> **TASK DETAILS**: Every record should be copied exactly, except that pictures are to be omitted.

----- DATA ENTRIES -----

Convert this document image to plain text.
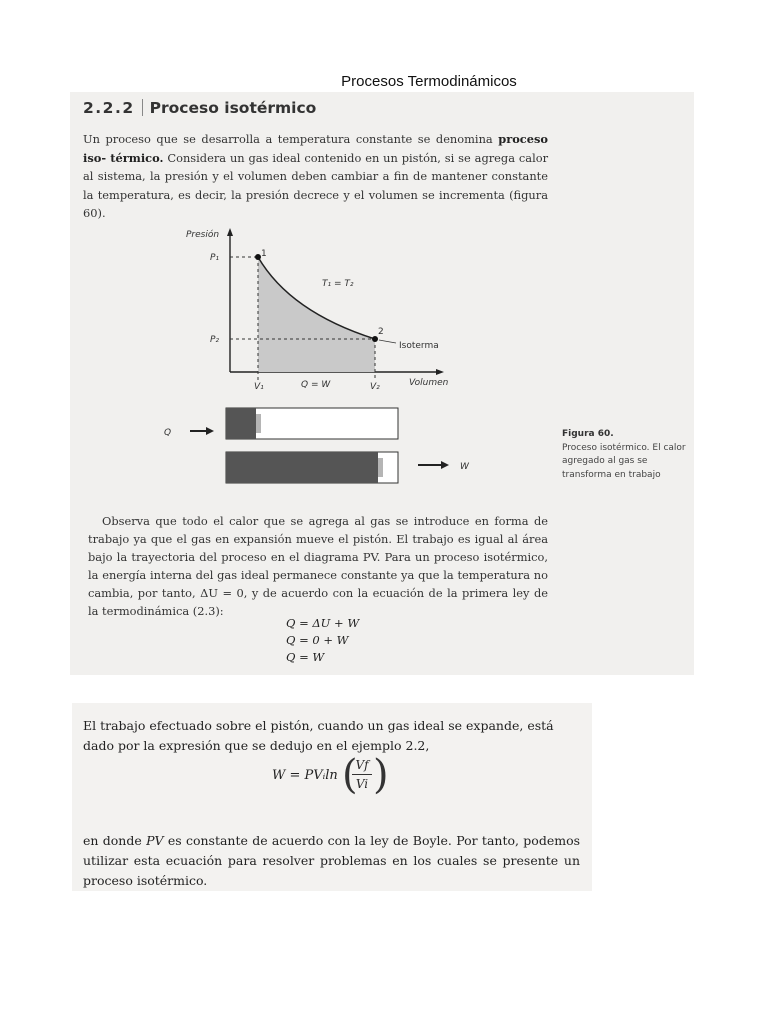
Procesos Termodinámicos
2.2.2 Proceso isotérmico
Un proceso que se desarrolla a temperatura constante se denomina proceso iso- térmico. Considera un gas ideal contenido en un pistón, si se agrega calor al sistema, la presión y el volumen deben cambiar a fin de mantener constante la temperatura, es decir, la presión decrece y el volumen se incrementa (figura 60).
Presión
P₁
P₂
1
2
T₁ = T₂
Isoterma
V₁	V₂
Q = W	Volumen
Q
W
Figura 60.
Proceso isotérmico. El calor agregado al gas se transforma en trabajo
Observa que todo el calor que se agrega al gas se introduce en forma de trabajo ya que el gas en expansión mueve el pistón. El trabajo es igual al área bajo la trayectoria del proceso en el diagrama PV. Para un proceso isotérmico, la energía interna del gas ideal permanece constante ya que la temperatura no cambia, por tanto, ΔU = 0, y de acuerdo con la ecuación de la primera ley de la termodinámica (2.3):
Q = ΔU + W
Q = 0 + W
Q = W
El trabajo efectuado sobre el pistón, cuando un gas ideal se expande, está dado por la expresión que se dedujo en el ejemplo 2.2,
W = PVᵢln (
Vf
Vi )
en donde PV es constante de acuerdo con la ley de Boyle. Por tanto, podemos utilizar esta ecuación para resolver problemas en los cuales se presente un proceso isotérmico.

-----

> **COMPLETED EXERCISE**:
Convert this document image to plain text.
Procesos Termodinámicos
2.2.2 Proceso isotérmico
Un proceso que se desarrolla a temperatura constante se denomina proceso iso- térmico. Considera un gas ideal contenido en un pistón, si se agrega calor al sistema, la presión y el volumen deben cambiar a fin de mantener constante la temperatura, es decir, la presión decrece y el volumen se incrementa (figura 60).
Presión
P₁
P₂
1
2
T₁ = T₂
Isoterma
V₁	V₂
Q = W	Volumen
Q
W
Figura 60.
Proceso isotérmico. El calor agregado al gas se transforma en trabajo
Observa que todo el calor que se agrega al gas se introduce en forma de trabajo ya que el gas en expansión mueve el pistón. El trabajo es igual al área bajo la trayectoria del proceso en el diagrama PV. Para un proceso isotérmico, la energía interna del gas ideal permanece constante ya que la temperatura no cambia, por tanto, ΔU = 0, y de acuerdo con la ecuación de la primera ley de la termodinámica (2.3):
Q = ΔU + W
Q = 0 + W
Q = W
El trabajo efectuado sobre el pistón, cuando un gas ideal se expande, está dado por la expresión que se dedujo en el ejemplo 2.2,
W = PVᵢln (
Vf
Vi )
en donde PV es constante de acuerdo con la ley de Boyle. Por tanto, podemos utilizar esta ecuación para resolver problemas en los cuales se presente un proceso isotérmico.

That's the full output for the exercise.